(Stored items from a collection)
********************

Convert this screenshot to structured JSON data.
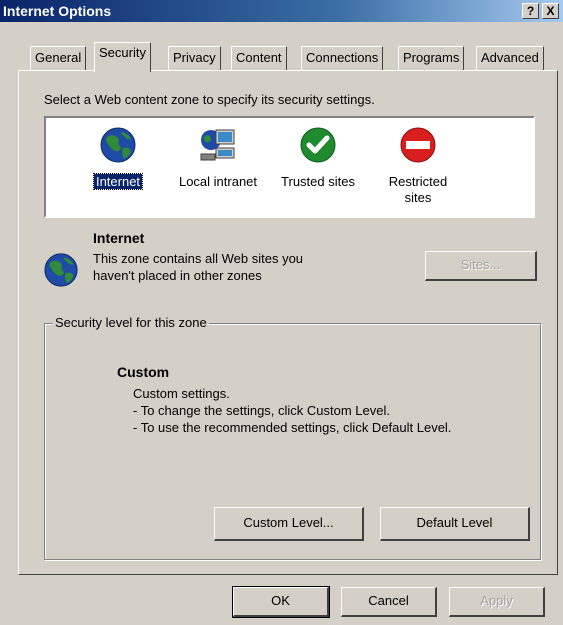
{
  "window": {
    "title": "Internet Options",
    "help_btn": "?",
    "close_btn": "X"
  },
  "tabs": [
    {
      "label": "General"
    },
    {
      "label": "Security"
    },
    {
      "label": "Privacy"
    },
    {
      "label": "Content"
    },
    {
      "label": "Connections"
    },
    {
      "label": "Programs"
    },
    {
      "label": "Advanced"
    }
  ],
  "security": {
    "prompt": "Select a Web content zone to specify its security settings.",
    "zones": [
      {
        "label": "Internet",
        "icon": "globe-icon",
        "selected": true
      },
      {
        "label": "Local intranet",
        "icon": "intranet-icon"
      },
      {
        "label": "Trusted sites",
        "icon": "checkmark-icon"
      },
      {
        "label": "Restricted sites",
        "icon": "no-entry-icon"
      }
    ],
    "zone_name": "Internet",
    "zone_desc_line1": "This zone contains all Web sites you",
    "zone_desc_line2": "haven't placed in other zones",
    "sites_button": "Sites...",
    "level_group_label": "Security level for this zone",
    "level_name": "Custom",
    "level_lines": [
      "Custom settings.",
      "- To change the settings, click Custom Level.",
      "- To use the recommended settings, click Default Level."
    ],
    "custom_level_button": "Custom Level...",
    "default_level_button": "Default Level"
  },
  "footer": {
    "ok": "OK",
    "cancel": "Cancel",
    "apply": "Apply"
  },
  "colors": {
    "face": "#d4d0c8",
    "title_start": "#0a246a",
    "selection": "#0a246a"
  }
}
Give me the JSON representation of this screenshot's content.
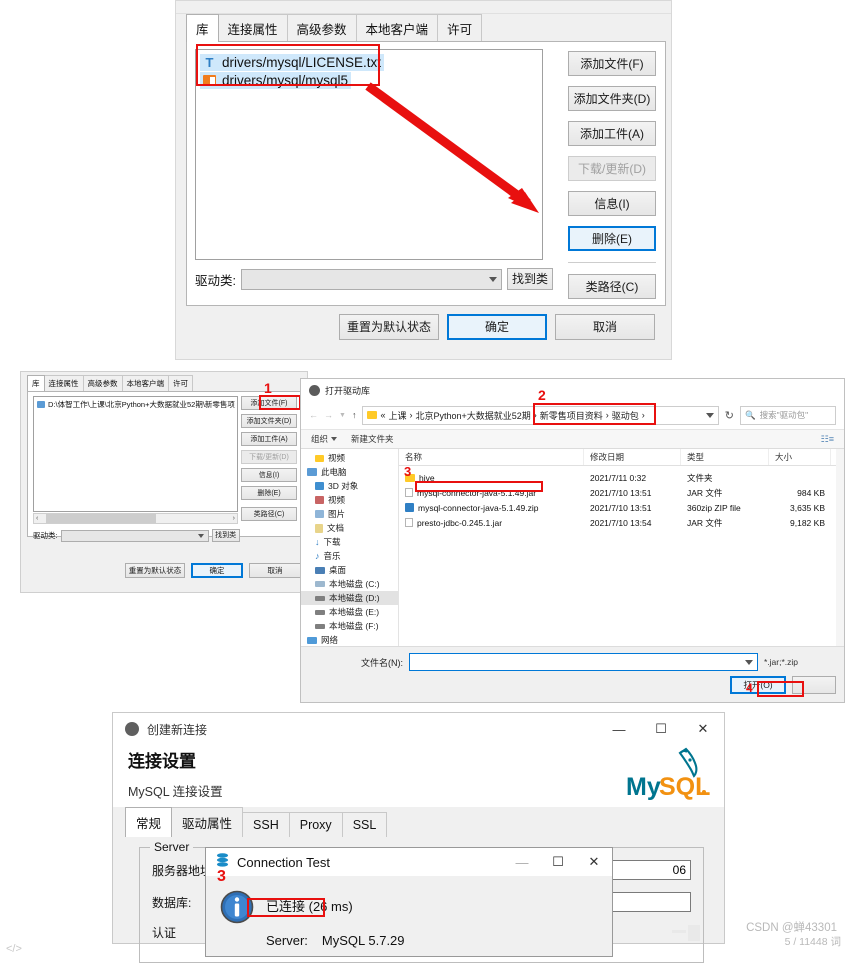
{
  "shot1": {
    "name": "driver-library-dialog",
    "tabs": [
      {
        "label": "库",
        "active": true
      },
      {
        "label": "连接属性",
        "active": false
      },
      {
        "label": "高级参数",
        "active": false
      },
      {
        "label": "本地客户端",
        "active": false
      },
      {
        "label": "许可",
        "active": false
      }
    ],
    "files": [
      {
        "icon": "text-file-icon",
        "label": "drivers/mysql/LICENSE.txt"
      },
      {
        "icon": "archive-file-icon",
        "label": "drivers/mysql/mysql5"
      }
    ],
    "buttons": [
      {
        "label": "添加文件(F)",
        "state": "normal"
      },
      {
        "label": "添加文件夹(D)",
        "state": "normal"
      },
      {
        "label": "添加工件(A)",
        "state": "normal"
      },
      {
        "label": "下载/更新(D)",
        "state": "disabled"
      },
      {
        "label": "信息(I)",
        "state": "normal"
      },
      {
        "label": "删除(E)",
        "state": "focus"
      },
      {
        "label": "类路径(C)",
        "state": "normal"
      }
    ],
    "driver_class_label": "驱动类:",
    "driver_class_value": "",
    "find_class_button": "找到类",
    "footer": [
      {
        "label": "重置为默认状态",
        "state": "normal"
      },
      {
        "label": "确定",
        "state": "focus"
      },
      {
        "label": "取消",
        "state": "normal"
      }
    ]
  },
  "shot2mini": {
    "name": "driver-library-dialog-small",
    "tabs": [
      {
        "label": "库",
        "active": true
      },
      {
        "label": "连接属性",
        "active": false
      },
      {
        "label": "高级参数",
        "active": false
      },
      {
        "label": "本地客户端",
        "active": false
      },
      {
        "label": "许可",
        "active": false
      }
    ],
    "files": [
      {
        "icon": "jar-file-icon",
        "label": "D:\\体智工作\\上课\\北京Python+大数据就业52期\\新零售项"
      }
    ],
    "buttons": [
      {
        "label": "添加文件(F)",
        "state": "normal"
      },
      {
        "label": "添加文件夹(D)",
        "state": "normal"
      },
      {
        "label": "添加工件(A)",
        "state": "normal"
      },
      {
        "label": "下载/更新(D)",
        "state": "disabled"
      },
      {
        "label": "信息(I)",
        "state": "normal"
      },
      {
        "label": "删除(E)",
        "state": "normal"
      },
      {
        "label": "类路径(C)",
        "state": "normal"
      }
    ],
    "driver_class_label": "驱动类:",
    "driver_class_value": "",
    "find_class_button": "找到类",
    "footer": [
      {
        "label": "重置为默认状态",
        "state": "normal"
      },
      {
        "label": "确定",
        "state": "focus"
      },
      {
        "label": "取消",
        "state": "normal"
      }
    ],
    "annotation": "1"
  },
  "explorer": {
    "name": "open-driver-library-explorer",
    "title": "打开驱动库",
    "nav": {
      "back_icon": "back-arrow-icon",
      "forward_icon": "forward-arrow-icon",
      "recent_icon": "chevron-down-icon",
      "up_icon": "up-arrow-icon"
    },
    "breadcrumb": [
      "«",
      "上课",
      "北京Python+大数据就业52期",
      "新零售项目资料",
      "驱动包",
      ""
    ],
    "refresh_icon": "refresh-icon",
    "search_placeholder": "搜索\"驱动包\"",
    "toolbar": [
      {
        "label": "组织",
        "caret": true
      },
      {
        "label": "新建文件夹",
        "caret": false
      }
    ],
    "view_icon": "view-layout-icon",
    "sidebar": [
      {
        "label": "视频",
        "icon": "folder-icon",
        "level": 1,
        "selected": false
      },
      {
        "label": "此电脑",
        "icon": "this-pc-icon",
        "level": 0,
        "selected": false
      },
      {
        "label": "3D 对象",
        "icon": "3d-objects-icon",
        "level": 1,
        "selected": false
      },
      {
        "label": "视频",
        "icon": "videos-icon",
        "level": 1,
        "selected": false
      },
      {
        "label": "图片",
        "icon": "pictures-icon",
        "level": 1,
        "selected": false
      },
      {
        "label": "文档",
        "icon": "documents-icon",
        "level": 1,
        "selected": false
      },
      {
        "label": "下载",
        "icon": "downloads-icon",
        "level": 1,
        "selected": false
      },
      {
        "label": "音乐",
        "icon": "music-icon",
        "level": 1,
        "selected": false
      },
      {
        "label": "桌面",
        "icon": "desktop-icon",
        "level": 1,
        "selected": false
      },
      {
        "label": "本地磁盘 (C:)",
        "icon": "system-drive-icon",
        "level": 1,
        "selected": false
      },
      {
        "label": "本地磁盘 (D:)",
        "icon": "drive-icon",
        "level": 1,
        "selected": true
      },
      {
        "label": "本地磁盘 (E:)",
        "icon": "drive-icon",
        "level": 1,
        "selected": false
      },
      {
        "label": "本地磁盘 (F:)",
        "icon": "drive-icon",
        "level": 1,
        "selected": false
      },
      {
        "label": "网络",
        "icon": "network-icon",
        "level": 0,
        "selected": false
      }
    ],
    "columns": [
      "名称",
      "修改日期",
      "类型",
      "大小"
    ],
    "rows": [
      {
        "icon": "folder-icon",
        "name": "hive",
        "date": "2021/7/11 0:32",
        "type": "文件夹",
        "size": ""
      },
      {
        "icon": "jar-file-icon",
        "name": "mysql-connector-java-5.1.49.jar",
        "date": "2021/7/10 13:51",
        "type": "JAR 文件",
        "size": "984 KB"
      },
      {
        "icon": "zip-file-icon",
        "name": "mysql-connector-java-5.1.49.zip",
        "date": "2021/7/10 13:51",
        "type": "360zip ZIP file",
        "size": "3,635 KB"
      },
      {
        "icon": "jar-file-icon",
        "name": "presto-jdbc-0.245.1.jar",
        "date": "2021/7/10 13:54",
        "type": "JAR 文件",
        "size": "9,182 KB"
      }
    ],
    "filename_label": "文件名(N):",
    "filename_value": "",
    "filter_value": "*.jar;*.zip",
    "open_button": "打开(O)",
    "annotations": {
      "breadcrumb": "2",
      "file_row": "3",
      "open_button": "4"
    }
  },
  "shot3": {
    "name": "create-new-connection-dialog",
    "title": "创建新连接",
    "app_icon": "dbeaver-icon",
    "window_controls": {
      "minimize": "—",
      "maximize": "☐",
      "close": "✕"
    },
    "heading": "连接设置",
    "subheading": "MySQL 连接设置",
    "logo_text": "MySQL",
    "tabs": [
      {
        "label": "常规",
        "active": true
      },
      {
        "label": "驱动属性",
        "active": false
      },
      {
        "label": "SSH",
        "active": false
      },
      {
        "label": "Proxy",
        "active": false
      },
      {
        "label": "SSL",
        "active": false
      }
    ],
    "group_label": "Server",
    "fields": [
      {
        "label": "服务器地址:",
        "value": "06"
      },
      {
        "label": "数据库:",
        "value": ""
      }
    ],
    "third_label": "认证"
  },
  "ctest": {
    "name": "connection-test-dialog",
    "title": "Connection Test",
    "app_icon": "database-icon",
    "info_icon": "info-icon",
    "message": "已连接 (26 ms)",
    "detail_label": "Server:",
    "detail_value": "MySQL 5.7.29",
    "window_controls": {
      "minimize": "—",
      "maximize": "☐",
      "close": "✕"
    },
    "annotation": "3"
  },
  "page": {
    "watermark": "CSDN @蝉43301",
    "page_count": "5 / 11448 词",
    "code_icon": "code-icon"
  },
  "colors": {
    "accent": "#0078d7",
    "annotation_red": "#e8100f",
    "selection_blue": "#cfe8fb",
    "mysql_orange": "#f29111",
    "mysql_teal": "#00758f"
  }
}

********************

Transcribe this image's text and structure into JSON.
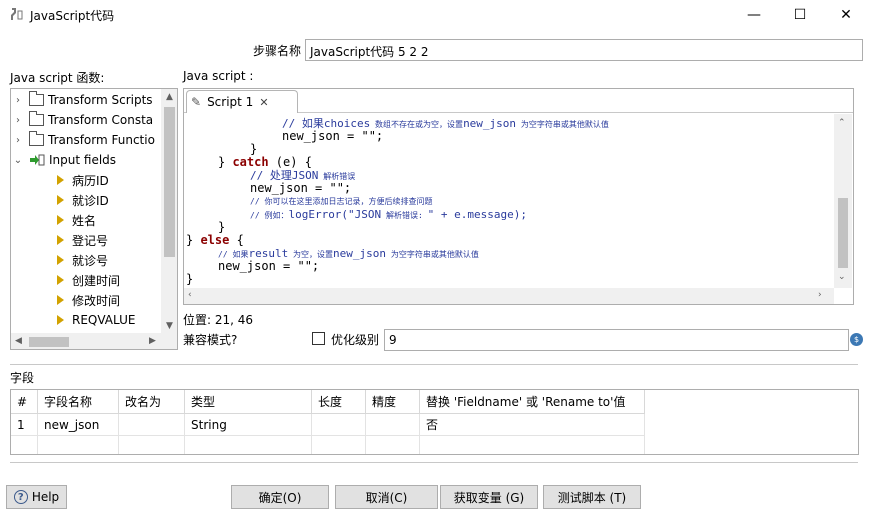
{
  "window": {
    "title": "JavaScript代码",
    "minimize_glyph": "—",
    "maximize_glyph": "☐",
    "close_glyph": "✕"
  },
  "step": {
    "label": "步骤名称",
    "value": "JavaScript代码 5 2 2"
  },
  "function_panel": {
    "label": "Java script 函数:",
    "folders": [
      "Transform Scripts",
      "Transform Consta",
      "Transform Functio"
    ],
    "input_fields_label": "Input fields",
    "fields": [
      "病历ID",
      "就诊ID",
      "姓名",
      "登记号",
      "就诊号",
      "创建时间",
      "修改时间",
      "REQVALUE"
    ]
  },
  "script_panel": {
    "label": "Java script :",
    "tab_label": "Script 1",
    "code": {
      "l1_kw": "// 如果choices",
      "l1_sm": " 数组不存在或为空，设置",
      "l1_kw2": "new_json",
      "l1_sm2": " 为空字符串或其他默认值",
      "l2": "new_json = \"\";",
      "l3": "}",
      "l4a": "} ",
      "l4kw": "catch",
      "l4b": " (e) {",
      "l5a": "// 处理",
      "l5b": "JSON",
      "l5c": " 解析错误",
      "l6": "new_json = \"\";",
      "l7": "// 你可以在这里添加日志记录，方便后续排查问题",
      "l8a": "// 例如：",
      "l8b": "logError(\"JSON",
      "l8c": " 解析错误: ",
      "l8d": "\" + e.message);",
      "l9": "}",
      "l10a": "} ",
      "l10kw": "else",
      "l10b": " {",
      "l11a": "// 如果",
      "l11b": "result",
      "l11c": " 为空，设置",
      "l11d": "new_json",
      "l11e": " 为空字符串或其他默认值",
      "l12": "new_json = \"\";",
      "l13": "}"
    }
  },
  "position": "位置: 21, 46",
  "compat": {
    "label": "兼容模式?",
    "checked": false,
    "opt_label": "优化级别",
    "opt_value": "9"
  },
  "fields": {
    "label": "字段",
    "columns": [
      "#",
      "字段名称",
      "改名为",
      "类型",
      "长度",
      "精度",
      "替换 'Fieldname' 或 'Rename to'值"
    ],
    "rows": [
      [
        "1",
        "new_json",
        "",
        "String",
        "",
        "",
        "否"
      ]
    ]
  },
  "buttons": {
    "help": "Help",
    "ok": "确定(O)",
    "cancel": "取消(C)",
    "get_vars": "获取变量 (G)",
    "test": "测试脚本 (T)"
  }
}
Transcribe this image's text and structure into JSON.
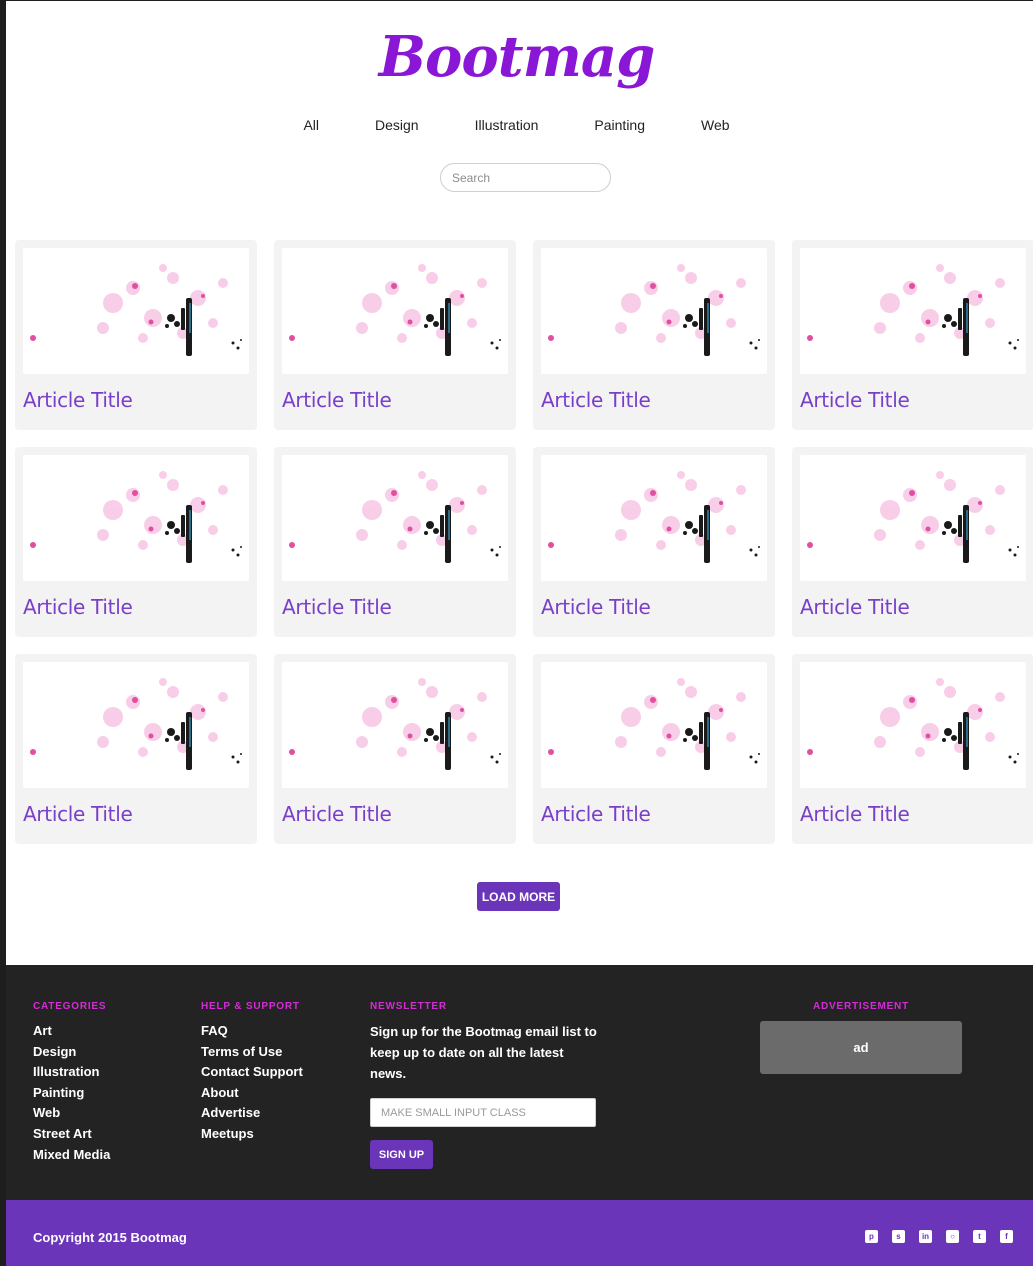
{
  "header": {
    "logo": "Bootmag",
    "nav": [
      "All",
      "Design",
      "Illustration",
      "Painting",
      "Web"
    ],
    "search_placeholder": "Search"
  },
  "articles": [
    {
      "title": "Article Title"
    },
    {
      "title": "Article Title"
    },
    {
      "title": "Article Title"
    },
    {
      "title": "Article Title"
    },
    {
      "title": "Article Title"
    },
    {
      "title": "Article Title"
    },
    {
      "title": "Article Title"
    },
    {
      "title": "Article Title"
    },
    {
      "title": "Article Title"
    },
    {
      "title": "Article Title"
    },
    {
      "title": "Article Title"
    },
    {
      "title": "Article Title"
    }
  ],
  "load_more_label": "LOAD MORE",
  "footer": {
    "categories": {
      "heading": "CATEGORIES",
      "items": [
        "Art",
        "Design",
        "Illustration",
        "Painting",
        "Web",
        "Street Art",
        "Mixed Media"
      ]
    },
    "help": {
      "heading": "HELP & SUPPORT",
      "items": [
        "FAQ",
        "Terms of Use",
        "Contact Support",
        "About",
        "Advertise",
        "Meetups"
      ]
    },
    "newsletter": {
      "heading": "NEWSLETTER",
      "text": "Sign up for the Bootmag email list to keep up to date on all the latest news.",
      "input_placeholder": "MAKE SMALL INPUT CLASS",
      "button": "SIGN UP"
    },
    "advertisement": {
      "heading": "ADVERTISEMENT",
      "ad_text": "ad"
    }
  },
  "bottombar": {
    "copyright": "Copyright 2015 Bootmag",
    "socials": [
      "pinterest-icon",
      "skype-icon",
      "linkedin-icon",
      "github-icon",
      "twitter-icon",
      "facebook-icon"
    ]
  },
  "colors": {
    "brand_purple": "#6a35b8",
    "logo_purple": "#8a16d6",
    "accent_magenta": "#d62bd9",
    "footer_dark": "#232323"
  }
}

********************

JOB:
Which lines of the data above contain "fields"? Copy each one.

CORRECT RESULT:
    "fields": [
    "input_fields_label": "Input fields",
    "fields": [
  "fields": {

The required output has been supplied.